§ Stated exercise:
Transcribe all the records exactly and omit any images they hold.

§ Material:
-*-*-

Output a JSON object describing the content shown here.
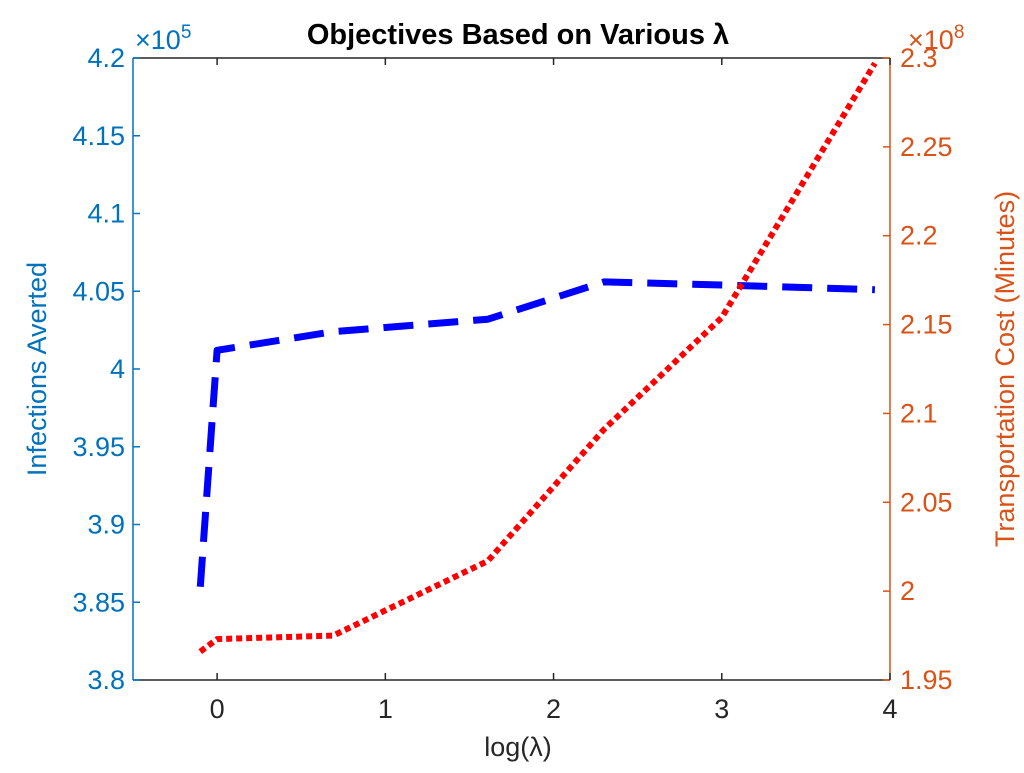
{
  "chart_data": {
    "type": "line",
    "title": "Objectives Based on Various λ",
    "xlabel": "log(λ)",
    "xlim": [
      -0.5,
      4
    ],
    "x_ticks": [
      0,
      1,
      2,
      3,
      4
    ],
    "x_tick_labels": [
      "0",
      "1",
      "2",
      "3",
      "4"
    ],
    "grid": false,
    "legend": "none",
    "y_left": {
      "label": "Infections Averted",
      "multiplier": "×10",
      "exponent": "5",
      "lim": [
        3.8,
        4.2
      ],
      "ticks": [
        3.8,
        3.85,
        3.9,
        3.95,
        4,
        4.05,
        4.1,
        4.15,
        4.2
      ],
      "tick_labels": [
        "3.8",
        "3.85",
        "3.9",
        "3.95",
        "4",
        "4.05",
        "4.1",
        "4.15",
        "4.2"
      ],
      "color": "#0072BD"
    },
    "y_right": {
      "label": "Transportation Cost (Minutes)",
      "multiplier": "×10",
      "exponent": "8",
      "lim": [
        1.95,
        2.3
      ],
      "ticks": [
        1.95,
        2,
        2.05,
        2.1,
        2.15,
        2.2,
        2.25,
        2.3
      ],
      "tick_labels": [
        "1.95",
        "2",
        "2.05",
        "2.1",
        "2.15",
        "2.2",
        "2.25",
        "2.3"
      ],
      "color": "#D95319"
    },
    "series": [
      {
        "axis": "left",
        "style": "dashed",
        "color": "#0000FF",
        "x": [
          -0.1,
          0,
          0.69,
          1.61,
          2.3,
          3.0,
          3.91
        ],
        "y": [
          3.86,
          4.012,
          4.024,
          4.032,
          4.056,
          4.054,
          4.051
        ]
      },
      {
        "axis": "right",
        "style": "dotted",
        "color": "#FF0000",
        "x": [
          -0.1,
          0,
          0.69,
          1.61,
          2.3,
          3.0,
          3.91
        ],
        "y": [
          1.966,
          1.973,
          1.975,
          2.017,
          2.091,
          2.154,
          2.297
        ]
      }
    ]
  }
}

-*-*-

§ Response:
Output a JSON object describing the content shown here.
{
  "chart_data": {
    "type": "line",
    "title": "Objectives Based on Various λ",
    "xlabel": "log(λ)",
    "xlim": [
      -0.5,
      4
    ],
    "x_ticks": [
      0,
      1,
      2,
      3,
      4
    ],
    "x_tick_labels": [
      "0",
      "1",
      "2",
      "3",
      "4"
    ],
    "grid": false,
    "legend": "none",
    "y_left": {
      "label": "Infections Averted",
      "multiplier": "×10",
      "exponent": "5",
      "lim": [
        3.8,
        4.2
      ],
      "ticks": [
        3.8,
        3.85,
        3.9,
        3.95,
        4,
        4.05,
        4.1,
        4.15,
        4.2
      ],
      "tick_labels": [
        "3.8",
        "3.85",
        "3.9",
        "3.95",
        "4",
        "4.05",
        "4.1",
        "4.15",
        "4.2"
      ],
      "color": "#0072BD"
    },
    "y_right": {
      "label": "Transportation Cost (Minutes)",
      "multiplier": "×10",
      "exponent": "8",
      "lim": [
        1.95,
        2.3
      ],
      "ticks": [
        1.95,
        2,
        2.05,
        2.1,
        2.15,
        2.2,
        2.25,
        2.3
      ],
      "tick_labels": [
        "1.95",
        "2",
        "2.05",
        "2.1",
        "2.15",
        "2.2",
        "2.25",
        "2.3"
      ],
      "color": "#D95319"
    },
    "series": [
      {
        "axis": "left",
        "style": "dashed",
        "color": "#0000FF",
        "x": [
          -0.1,
          0,
          0.69,
          1.61,
          2.3,
          3.0,
          3.91
        ],
        "y": [
          3.86,
          4.012,
          4.024,
          4.032,
          4.056,
          4.054,
          4.051
        ]
      },
      {
        "axis": "right",
        "style": "dotted",
        "color": "#FF0000",
        "x": [
          -0.1,
          0,
          0.69,
          1.61,
          2.3,
          3.0,
          3.91
        ],
        "y": [
          1.966,
          1.973,
          1.975,
          2.017,
          2.091,
          2.154,
          2.297
        ]
      }
    ]
  }
}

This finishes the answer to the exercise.